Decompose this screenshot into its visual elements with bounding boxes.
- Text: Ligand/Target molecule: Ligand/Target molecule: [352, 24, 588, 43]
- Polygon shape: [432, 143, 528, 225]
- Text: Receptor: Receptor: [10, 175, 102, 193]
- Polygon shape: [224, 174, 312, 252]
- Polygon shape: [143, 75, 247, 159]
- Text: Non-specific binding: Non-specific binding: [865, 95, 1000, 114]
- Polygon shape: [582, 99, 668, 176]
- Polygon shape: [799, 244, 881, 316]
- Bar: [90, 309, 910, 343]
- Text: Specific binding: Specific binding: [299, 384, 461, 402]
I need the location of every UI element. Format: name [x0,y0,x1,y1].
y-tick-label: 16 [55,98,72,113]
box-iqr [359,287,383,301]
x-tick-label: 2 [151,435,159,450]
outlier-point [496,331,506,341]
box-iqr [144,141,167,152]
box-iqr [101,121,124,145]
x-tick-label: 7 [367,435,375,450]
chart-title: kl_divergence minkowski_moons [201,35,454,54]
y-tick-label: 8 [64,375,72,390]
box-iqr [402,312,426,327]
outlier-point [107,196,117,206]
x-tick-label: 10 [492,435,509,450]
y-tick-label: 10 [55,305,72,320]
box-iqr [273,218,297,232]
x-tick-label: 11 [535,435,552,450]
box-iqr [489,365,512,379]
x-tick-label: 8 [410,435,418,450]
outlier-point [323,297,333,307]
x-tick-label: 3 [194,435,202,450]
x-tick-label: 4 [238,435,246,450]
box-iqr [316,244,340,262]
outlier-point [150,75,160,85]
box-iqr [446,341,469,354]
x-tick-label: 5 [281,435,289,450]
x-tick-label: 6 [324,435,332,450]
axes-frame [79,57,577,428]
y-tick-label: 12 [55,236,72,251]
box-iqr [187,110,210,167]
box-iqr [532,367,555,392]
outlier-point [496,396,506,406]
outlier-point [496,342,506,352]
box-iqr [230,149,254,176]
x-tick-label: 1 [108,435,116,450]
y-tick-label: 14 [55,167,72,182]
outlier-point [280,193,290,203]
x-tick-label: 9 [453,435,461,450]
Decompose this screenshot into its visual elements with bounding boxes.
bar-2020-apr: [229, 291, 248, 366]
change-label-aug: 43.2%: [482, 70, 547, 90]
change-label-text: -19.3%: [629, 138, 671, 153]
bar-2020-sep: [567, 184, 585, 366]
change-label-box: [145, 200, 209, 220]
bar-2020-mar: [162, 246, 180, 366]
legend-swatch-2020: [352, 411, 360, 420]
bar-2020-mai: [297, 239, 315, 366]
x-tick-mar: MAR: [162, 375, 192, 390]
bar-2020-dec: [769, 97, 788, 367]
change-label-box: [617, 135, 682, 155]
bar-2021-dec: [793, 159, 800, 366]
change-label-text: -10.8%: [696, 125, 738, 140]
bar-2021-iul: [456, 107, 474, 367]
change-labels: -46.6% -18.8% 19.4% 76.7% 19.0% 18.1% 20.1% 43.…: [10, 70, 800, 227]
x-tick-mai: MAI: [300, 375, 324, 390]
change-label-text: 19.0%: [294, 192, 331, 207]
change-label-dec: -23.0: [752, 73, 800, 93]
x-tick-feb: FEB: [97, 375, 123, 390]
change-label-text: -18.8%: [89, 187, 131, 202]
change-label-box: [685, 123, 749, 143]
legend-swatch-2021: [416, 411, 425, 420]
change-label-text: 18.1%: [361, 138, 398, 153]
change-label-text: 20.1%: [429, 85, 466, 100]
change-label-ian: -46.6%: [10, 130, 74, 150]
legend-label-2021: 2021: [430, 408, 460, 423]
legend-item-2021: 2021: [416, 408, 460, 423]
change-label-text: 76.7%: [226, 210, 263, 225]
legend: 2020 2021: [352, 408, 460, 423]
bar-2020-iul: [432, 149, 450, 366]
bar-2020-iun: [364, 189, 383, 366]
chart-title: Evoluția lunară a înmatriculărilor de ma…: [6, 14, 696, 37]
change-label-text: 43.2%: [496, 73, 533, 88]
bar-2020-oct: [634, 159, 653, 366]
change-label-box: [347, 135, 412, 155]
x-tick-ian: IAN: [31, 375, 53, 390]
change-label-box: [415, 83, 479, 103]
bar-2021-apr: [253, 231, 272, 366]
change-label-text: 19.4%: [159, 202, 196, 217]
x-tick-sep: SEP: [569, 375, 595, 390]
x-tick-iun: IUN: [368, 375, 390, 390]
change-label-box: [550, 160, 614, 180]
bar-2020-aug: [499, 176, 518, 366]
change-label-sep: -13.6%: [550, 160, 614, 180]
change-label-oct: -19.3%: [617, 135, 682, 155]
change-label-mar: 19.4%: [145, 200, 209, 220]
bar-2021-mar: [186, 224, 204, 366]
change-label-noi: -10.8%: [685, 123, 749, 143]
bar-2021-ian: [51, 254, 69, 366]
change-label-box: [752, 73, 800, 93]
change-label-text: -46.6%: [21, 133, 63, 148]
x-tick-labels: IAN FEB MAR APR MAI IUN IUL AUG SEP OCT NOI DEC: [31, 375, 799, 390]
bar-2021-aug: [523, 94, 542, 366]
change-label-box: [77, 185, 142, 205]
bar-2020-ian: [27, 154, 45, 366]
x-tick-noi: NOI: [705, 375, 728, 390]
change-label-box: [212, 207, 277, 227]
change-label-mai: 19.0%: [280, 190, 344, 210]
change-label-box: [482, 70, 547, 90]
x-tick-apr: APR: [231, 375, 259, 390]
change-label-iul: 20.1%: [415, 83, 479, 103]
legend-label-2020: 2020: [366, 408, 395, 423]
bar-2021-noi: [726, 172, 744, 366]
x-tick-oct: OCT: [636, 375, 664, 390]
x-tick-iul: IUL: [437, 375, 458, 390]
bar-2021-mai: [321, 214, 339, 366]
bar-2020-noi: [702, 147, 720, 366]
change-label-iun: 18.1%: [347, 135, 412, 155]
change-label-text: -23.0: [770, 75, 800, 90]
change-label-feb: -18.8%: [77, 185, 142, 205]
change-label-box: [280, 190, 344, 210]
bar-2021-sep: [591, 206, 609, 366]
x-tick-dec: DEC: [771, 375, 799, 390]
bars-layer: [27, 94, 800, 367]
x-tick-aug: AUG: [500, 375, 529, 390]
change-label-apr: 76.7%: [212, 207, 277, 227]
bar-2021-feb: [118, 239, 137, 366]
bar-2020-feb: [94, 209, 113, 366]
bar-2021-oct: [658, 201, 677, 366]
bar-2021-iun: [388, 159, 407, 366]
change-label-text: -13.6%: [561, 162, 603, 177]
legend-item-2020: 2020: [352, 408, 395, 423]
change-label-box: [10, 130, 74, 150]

*Requirements*. Rewrite these lines with every "box-iqr" changed to "box-body" and everything else left as is.

*Written response*.
Decompose this screenshot into its visual elements with bounding boxes.
- Text: Ligand/Target molecule: Ligand/Target molecule: [352, 24, 588, 43]
- Polygon shape: [432, 143, 528, 225]
- Text: Receptor: Receptor: [10, 175, 102, 193]
- Polygon shape: [224, 174, 312, 252]
- Polygon shape: [143, 75, 247, 159]
- Text: Non-specific binding: Non-specific binding: [865, 95, 1000, 114]
- Polygon shape: [582, 99, 668, 176]
- Polygon shape: [799, 244, 881, 316]
- Bar: [90, 309, 910, 343]
- Text: Specific binding: Specific binding: [299, 384, 461, 402]
I need the location of every UI element. Format: name [x0,y0,x1,y1].
y-tick-label: 16 [55,98,72,113]
box-body [359,287,383,301]
x-tick-label: 2 [151,435,159,450]
outlier-point [496,331,506,341]
box-body [144,141,167,152]
box-body [101,121,124,145]
x-tick-label: 7 [367,435,375,450]
chart-title: kl_divergence minkowski_moons [201,35,454,54]
y-tick-label: 8 [64,375,72,390]
box-body [402,312,426,327]
outlier-point [107,196,117,206]
x-tick-label: 10 [492,435,509,450]
y-tick-label: 10 [55,305,72,320]
box-body [273,218,297,232]
x-tick-label: 11 [535,435,552,450]
box-body [489,365,512,379]
x-tick-label: 8 [410,435,418,450]
outlier-point [323,297,333,307]
x-tick-label: 3 [194,435,202,450]
x-tick-label: 4 [238,435,246,450]
box-body [316,244,340,262]
outlier-point [150,75,160,85]
box-body [446,341,469,354]
x-tick-label: 5 [281,435,289,450]
x-tick-label: 6 [324,435,332,450]
axes-frame [79,57,577,428]
y-tick-label: 12 [55,236,72,251]
box-body [187,110,210,167]
box-body [532,367,555,392]
outlier-point [496,396,506,406]
outlier-point [496,342,506,352]
box-body [230,149,254,176]
x-tick-label: 1 [108,435,116,450]
y-tick-label: 14 [55,167,72,182]
outlier-point [280,193,290,203]
x-tick-label: 9 [453,435,461,450]
Decompose this screenshot into its visual elements with bounding boxes.
bar-2020-apr: [229, 291, 248, 366]
change-label-aug: 43.2%: [482, 70, 547, 90]
change-label-text: -19.3%: [629, 138, 671, 153]
bar-2020-sep: [567, 184, 585, 366]
change-label-box: [145, 200, 209, 220]
bar-2020-mar: [162, 246, 180, 366]
legend-swatch-2020: [352, 411, 360, 420]
bar-2020-mai: [297, 239, 315, 366]
x-tick-mar: MAR: [162, 375, 192, 390]
bar-2020-dec: [769, 97, 788, 367]
change-label-box: [617, 135, 682, 155]
bar-2021-dec: [793, 159, 800, 366]
change-label-text: -10.8%: [696, 125, 738, 140]
bar-2021-iul: [456, 107, 474, 367]
change-labels: -46.6% -18.8% 19.4% 76.7% 19.0% 18.1% 20.1% 43.…: [10, 70, 800, 227]
x-tick-mai: MAI: [300, 375, 324, 390]
change-label-text: 19.0%: [294, 192, 331, 207]
change-label-dec: -23.0: [752, 73, 800, 93]
x-tick-feb: FEB: [97, 375, 123, 390]
change-label-text: -18.8%: [89, 187, 131, 202]
change-label-box: [685, 123, 749, 143]
legend-swatch-2021: [416, 411, 425, 420]
change-label-text: 18.1%: [361, 138, 398, 153]
change-label-text: 20.1%: [429, 85, 466, 100]
change-label-ian: -46.6%: [10, 130, 74, 150]
legend-label-2021: 2021: [430, 408, 460, 423]
legend-item-2021: 2021: [416, 408, 460, 423]
change-label-text: 76.7%: [226, 210, 263, 225]
legend: 2020 2021: [352, 408, 460, 423]
bar-2020-iul: [432, 149, 450, 366]
bar-2020-iun: [364, 189, 383, 366]
chart-title: Evoluția lunară a înmatriculărilor de ma…: [6, 14, 696, 37]
change-label-text: 43.2%: [496, 73, 533, 88]
bar-2020-oct: [634, 159, 653, 366]
change-label-box: [347, 135, 412, 155]
x-tick-ian: IAN: [31, 375, 53, 390]
change-label-box: [415, 83, 479, 103]
bar-2021-apr: [253, 231, 272, 366]
change-label-text: 19.4%: [159, 202, 196, 217]
x-tick-sep: SEP: [569, 375, 595, 390]
x-tick-iun: IUN: [368, 375, 390, 390]
change-label-box: [550, 160, 614, 180]
bar-2020-aug: [499, 176, 518, 366]
change-label-sep: -13.6%: [550, 160, 614, 180]
change-label-oct: -19.3%: [617, 135, 682, 155]
change-label-mar: 19.4%: [145, 200, 209, 220]
bar-2021-mar: [186, 224, 204, 366]
change-label-noi: -10.8%: [685, 123, 749, 143]
bar-2021-ian: [51, 254, 69, 366]
change-label-box: [752, 73, 800, 93]
change-label-text: -46.6%: [21, 133, 63, 148]
x-tick-labels: IAN FEB MAR APR MAI IUN IUL AUG SEP OCT NOI DEC: [31, 375, 799, 390]
bar-2021-aug: [523, 94, 542, 366]
change-label-box: [77, 185, 142, 205]
bar-2020-ian: [27, 154, 45, 366]
x-tick-noi: NOI: [705, 375, 728, 390]
change-label-box: [212, 207, 277, 227]
change-label-mai: 19.0%: [280, 190, 344, 210]
change-label-box: [482, 70, 547, 90]
x-tick-apr: APR: [231, 375, 259, 390]
change-label-iul: 20.1%: [415, 83, 479, 103]
legend-label-2020: 2020: [366, 408, 395, 423]
bar-2021-noi: [726, 172, 744, 366]
x-tick-oct: OCT: [636, 375, 664, 390]
x-tick-iul: IUL: [437, 375, 458, 390]
bar-2021-mai: [321, 214, 339, 366]
bar-2020-noi: [702, 147, 720, 366]
change-label-iun: 18.1%: [347, 135, 412, 155]
change-label-text: -23.0: [770, 75, 800, 90]
change-label-feb: -18.8%: [77, 185, 142, 205]
change-label-box: [280, 190, 344, 210]
bar-2021-sep: [591, 206, 609, 366]
x-tick-dec: DEC: [771, 375, 799, 390]
bars-layer: [27, 94, 800, 367]
x-tick-aug: AUG: [500, 375, 529, 390]
change-label-apr: 76.7%: [212, 207, 277, 227]
bar-2021-feb: [118, 239, 137, 366]
bar-2020-feb: [94, 209, 113, 366]
bar-2021-oct: [658, 201, 677, 366]
bar-2021-iun: [388, 159, 407, 366]
change-label-text: -13.6%: [561, 162, 603, 177]
legend-item-2020: 2020: [352, 408, 395, 423]
change-label-box: [10, 130, 74, 150]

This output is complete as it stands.